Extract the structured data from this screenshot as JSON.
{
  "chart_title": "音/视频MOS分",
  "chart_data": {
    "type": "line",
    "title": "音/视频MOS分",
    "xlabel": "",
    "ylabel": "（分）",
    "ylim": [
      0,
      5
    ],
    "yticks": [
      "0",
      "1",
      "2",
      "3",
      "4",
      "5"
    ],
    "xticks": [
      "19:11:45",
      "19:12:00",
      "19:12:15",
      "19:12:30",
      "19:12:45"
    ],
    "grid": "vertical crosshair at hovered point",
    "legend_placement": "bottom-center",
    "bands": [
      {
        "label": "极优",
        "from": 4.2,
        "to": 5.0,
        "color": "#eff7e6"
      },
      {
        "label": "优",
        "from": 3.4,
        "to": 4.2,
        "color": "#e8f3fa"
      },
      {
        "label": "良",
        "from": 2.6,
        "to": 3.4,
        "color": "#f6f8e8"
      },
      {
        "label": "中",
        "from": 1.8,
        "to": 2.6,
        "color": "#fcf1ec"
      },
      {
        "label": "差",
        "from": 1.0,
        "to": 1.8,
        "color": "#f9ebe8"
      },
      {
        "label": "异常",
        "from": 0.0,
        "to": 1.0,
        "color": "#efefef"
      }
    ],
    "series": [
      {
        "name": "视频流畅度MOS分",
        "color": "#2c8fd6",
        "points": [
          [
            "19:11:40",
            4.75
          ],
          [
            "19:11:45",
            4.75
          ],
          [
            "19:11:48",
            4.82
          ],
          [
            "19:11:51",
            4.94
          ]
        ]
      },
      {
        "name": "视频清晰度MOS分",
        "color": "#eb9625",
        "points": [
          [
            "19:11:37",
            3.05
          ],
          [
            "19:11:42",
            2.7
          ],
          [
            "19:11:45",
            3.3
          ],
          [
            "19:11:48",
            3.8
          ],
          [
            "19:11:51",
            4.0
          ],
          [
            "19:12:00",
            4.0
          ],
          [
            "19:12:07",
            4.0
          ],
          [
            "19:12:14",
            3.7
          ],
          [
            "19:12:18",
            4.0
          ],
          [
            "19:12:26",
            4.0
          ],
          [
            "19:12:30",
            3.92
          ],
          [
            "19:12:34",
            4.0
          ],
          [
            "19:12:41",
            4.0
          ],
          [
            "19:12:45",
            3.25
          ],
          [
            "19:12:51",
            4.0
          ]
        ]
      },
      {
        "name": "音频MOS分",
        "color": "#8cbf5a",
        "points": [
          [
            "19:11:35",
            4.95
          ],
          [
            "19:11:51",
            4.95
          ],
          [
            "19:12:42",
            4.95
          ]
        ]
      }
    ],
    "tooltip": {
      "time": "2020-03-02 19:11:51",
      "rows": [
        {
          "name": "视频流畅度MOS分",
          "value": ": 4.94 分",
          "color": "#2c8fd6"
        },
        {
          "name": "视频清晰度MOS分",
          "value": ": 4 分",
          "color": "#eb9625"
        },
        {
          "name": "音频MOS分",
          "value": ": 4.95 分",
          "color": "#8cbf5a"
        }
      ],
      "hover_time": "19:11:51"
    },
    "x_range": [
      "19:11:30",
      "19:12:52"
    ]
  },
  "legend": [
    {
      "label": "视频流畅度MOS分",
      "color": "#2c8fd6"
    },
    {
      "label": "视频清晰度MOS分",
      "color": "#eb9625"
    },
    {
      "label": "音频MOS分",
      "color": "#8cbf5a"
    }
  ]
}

^^^^^^^^

Extract every line containing the string "视频流畅度MOS分" from the data above.

        "name": "视频流畅度MOS分",
          "name": "视频流畅度MOS分",
      "label": "视频流畅度MOS分",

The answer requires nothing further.